[start]
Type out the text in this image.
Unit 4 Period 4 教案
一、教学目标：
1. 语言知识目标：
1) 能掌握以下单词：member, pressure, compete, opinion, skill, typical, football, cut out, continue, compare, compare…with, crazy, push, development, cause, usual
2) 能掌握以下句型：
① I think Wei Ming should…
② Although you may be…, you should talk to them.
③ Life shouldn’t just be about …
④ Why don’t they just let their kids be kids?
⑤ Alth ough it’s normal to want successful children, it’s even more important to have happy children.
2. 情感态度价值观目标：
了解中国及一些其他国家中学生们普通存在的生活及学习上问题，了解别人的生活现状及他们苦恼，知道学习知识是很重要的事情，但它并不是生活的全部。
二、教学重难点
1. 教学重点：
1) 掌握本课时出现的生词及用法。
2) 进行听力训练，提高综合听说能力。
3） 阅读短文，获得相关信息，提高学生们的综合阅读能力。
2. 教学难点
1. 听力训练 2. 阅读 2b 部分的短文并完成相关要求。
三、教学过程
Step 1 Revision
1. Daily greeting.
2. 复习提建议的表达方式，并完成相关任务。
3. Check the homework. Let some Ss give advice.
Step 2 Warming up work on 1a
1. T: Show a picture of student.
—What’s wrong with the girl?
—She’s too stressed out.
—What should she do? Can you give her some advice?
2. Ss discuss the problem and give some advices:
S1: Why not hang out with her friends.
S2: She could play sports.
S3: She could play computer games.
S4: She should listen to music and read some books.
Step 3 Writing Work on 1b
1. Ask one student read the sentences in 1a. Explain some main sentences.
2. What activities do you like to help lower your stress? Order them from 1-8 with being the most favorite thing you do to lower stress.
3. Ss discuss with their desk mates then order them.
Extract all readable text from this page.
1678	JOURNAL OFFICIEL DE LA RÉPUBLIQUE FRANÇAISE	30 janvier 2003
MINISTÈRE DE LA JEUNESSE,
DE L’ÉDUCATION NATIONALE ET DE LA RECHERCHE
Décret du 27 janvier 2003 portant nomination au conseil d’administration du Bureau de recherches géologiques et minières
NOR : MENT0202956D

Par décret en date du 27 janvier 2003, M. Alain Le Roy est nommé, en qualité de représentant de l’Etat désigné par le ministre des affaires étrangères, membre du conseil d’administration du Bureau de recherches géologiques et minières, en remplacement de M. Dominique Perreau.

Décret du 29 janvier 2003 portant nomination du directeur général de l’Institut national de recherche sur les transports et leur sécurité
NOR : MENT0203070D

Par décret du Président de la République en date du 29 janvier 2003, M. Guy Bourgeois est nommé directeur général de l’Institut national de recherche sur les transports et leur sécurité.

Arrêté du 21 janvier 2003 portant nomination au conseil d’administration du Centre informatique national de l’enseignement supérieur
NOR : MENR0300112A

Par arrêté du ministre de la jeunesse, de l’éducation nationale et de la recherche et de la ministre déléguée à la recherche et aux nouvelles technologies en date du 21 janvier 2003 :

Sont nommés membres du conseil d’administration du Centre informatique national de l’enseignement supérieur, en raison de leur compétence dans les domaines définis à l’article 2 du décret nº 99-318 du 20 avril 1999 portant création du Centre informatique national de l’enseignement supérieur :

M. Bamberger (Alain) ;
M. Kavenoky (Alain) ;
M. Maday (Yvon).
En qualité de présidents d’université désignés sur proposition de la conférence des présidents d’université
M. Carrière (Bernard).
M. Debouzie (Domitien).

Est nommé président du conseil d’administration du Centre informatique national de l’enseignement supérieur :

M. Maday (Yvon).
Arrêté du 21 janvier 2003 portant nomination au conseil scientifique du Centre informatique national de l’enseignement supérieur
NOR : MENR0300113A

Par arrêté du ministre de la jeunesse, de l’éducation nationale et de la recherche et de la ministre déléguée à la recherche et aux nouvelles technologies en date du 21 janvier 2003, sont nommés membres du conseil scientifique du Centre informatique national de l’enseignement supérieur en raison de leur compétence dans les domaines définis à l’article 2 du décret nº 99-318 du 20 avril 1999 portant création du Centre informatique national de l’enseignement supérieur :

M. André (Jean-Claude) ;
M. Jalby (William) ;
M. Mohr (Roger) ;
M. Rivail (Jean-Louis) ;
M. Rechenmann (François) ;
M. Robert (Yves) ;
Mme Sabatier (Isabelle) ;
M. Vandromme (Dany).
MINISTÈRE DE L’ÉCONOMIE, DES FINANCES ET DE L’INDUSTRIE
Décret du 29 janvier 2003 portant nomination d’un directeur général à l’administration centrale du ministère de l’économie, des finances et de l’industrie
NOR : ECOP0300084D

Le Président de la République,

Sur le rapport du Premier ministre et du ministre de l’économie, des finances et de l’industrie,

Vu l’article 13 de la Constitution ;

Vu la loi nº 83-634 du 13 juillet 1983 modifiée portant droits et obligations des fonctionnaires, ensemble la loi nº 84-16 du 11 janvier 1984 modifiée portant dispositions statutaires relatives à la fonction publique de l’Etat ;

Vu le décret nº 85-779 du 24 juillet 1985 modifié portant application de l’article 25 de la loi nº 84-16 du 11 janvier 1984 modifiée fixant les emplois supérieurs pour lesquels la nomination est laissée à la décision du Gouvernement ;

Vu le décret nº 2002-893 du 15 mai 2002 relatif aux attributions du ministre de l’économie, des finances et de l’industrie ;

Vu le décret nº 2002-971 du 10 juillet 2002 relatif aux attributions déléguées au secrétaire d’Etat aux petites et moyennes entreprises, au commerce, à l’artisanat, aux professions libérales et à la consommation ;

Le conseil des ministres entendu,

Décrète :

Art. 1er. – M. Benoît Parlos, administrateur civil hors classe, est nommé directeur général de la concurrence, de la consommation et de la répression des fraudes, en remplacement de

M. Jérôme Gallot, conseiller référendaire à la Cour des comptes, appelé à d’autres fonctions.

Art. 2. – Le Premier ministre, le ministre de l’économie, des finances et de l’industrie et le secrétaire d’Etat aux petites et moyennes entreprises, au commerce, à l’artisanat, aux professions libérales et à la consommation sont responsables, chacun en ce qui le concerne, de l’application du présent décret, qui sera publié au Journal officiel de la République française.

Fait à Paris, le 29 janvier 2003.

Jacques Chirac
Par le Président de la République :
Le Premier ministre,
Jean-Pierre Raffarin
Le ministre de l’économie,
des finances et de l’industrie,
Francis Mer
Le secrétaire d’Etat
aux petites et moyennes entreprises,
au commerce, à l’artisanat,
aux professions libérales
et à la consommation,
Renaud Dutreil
[end]
### PROBLEM STATEMENT
Your task is to collect every line above that contains the word "petites".

### RESULT
Vu le décret nº 2002-971 du 10 juillet 2002 relatif aux attributions déléguées au secrétaire d’Etat aux petites et moyennes entreprises, au commerce, à l’artisanat, aux professions libérales et à la consommation ;
Art. 2. – Le Premier ministre, le ministre de l’économie, des finances et de l’industrie et le secrétaire d’Etat aux petites et moyennes entreprises, au commerce, à l’artisanat, aux professions libérales et à la consommation sont responsables, chacun en ce qui le concerne, de l’application du présent décret, qui sera publié au Journal officiel de la République française.
aux petites et moyennes entreprises,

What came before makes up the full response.